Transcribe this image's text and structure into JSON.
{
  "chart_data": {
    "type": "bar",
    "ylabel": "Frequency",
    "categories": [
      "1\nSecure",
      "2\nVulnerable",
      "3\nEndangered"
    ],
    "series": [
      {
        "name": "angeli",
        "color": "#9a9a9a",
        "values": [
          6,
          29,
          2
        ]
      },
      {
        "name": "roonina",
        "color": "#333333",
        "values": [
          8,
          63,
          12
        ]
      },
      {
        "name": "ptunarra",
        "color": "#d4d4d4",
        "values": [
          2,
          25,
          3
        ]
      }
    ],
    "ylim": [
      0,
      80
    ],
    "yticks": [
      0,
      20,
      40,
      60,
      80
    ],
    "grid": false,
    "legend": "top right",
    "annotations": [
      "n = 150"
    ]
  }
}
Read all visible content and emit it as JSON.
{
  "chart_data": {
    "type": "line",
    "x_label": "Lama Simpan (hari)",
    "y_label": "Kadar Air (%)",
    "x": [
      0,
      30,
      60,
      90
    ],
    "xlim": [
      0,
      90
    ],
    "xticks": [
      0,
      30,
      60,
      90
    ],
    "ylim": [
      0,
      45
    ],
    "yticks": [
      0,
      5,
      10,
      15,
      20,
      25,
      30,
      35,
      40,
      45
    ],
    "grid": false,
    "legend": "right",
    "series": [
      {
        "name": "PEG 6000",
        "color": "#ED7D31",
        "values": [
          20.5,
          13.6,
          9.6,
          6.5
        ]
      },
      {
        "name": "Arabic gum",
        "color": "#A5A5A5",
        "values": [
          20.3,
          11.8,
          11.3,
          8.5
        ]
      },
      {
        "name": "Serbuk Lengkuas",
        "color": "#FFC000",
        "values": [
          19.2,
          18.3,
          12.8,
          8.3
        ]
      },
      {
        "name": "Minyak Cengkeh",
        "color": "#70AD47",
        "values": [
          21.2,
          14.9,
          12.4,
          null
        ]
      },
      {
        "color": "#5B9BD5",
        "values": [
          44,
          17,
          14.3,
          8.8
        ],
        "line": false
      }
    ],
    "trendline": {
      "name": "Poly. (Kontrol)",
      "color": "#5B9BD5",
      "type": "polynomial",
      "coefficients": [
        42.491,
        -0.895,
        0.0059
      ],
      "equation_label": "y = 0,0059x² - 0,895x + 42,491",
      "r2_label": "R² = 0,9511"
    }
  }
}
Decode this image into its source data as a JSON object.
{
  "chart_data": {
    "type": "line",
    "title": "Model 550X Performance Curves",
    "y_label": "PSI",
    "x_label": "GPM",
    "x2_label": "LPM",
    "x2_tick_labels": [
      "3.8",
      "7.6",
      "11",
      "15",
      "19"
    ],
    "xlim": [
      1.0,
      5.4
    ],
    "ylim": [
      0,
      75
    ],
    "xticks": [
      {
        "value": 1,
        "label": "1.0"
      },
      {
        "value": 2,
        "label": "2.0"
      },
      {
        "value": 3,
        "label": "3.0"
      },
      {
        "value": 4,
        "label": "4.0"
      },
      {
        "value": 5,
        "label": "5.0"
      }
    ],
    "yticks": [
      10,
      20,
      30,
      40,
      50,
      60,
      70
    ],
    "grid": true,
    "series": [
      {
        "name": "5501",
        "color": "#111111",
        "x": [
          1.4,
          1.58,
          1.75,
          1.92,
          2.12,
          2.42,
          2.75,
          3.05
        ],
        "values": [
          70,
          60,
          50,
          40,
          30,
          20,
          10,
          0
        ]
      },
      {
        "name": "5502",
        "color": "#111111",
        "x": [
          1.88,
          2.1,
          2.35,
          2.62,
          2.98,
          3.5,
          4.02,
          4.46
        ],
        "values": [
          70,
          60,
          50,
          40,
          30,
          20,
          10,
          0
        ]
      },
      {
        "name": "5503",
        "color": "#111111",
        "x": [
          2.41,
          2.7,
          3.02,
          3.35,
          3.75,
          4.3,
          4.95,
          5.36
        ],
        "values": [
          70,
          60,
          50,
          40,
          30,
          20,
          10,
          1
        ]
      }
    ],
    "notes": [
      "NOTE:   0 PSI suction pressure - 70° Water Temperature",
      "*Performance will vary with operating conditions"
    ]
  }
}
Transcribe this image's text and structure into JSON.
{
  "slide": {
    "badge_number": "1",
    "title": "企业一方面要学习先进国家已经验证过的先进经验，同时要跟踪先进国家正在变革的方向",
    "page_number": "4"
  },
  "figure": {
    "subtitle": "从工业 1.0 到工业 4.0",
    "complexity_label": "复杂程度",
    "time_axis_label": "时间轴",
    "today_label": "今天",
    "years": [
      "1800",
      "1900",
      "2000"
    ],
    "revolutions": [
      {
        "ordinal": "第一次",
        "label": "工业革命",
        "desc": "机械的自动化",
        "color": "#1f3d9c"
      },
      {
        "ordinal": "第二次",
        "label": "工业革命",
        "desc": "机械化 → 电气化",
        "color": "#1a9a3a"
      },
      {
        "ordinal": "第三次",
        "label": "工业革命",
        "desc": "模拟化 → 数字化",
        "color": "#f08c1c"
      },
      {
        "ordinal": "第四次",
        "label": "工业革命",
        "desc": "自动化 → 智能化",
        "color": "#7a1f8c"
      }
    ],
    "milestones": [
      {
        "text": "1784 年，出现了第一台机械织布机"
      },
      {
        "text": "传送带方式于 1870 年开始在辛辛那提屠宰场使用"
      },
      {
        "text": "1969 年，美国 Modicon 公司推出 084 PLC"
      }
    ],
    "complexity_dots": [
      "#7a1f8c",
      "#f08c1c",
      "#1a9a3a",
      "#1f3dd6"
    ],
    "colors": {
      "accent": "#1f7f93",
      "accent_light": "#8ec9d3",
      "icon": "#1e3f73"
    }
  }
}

The problem = Using the listing above, please repeat every entry exactly.

Solution =
Transcribe this image's text and structure into JSON.
{
  "chart_data": {
    "type": "bar",
    "ylabel": "Frequency",
    "categories": [
      "1\nSecure",
      "2\nVulnerable",
      "3\nEndangered"
    ],
    "series": [
      {
        "name": "angeli",
        "color": "#9a9a9a",
        "values": [
          6,
          29,
          2
        ]
      },
      {
        "name": "roonina",
        "color": "#333333",
        "values": [
          8,
          63,
          12
        ]
      },
      {
        "name": "ptunarra",
        "color": "#d4d4d4",
        "values": [
          2,
          25,
          3
        ]
      }
    ],
    "ylim": [
      0,
      80
    ],
    "yticks": [
      0,
      20,
      40,
      60,
      80
    ],
    "grid": false,
    "legend": "top right",
    "annotations": [
      "n = 150"
    ]
  }
}
Read all visible content and emit it as JSON.
{
  "chart_data": {
    "type": "line",
    "x_label": "Lama Simpan (hari)",
    "y_label": "Kadar Air (%)",
    "x": [
      0,
      30,
      60,
      90
    ],
    "xlim": [
      0,
      90
    ],
    "xticks": [
      0,
      30,
      60,
      90
    ],
    "ylim": [
      0,
      45
    ],
    "yticks": [
      0,
      5,
      10,
      15,
      20,
      25,
      30,
      35,
      40,
      45
    ],
    "grid": false,
    "legend": "right",
    "series": [
      {
        "name": "PEG 6000",
        "color": "#ED7D31",
        "values": [
          20.5,
          13.6,
          9.6,
          6.5
        ]
      },
      {
        "name": "Arabic gum",
        "color": "#A5A5A5",
        "values": [
          20.3,
          11.8,
          11.3,
          8.5
        ]
      },
      {
        "name": "Serbuk Lengkuas",
        "color": "#FFC000",
        "values": [
          19.2,
          18.3,
          12.8,
          8.3
        ]
      },
      {
        "name": "Minyak Cengkeh",
        "color": "#70AD47",
        "values": [
          21.2,
          14.9,
          12.4,
          null
        ]
      },
      {
        "color": "#5B9BD5",
        "values": [
          44,
          17,
          14.3,
          8.8
        ],
        "line": false
      }
    ],
    "trendline": {
      "name": "Poly. (Kontrol)",
      "color": "#5B9BD5",
      "type": "polynomial",
      "coefficients": [
        42.491,
        -0.895,
        0.0059
      ],
      "equation_label": "y = 0,0059x² - 0,895x + 42,491",
      "r2_label": "R² = 0,9511"
    }
  }
}
Decode this image into its source data as a JSON object.
{
  "chart_data": {
    "type": "line",
    "title": "Model 550X Performance Curves",
    "y_label": "PSI",
    "x_label": "GPM",
    "x2_label": "LPM",
    "x2_tick_labels": [
      "3.8",
      "7.6",
      "11",
      "15",
      "19"
    ],
    "xlim": [
      1.0,
      5.4
    ],
    "ylim": [
      0,
      75
    ],
    "xticks": [
      {
        "value": 1,
        "label": "1.0"
      },
      {
        "value": 2,
        "label": "2.0"
      },
      {
        "value": 3,
        "label": "3.0"
      },
      {
        "value": 4,
        "label": "4.0"
      },
      {
        "value": 5,
        "label": "5.0"
      }
    ],
    "yticks": [
      10,
      20,
      30,
      40,
      50,
      60,
      70
    ],
    "grid": true,
    "series": [
      {
        "name": "5501",
        "color": "#111111",
        "x": [
          1.4,
          1.58,
          1.75,
          1.92,
          2.12,
          2.42,
          2.75,
          3.05
        ],
        "values": [
          70,
          60,
          50,
          40,
          30,
          20,
          10,
          0
        ]
      },
      {
        "name": "5502",
        "color": "#111111",
        "x": [
          1.88,
          2.1,
          2.35,
          2.62,
          2.98,
          3.5,
          4.02,
          4.46
        ],
        "values": [
          70,
          60,
          50,
          40,
          30,
          20,
          10,
          0
        ]
      },
      {
        "name": "5503",
        "color": "#111111",
        "x": [
          2.41,
          2.7,
          3.02,
          3.35,
          3.75,
          4.3,
          4.95,
          5.36
        ],
        "values": [
          70,
          60,
          50,
          40,
          30,
          20,
          10,
          1
        ]
      }
    ],
    "notes": [
      "NOTE:   0 PSI suction pressure - 70° Water Temperature",
      "*Performance will vary with operating conditions"
    ]
  }
}
Transcribe this image's text and structure into JSON.
{
  "slide": {
    "badge_number": "1",
    "title": "企业一方面要学习先进国家已经验证过的先进经验，同时要跟踪先进国家正在变革的方向",
    "page_number": "4"
  },
  "figure": {
    "subtitle": "从工业 1.0 到工业 4.0",
    "complexity_label": "复杂程度",
    "time_axis_label": "时间轴",
    "today_label": "今天",
    "years": [
      "1800",
      "1900",
      "2000"
    ],
    "revolutions": [
      {
        "ordinal": "第一次",
        "label": "工业革命",
        "desc": "机械的自动化",
        "color": "#1f3d9c"
      },
      {
        "ordinal": "第二次",
        "label": "工业革命",
        "desc": "机械化 → 电气化",
        "color": "#1a9a3a"
      },
      {
        "ordinal": "第三次",
        "label": "工业革命",
        "desc": "模拟化 → 数字化",
        "color": "#f08c1c"
      },
      {
        "ordinal": "第四次",
        "label": "工业革命",
        "desc": "自动化 → 智能化",
        "color": "#7a1f8c"
      }
    ],
    "milestones": [
      {
        "text": "1784 年，出现了第一台机械织布机"
      },
      {
        "text": "传送带方式于 1870 年开始在辛辛那提屠宰场使用"
      },
      {
        "text": "1969 年，美国 Modicon 公司推出 084 PLC"
      }
    ],
    "complexity_dots": [
      "#7a1f8c",
      "#f08c1c",
      "#1a9a3a",
      "#1f3dd6"
    ],
    "colors": {
      "accent": "#1f7f93",
      "accent_light": "#8ec9d3",
      "icon": "#1e3f73"
    }
  }
}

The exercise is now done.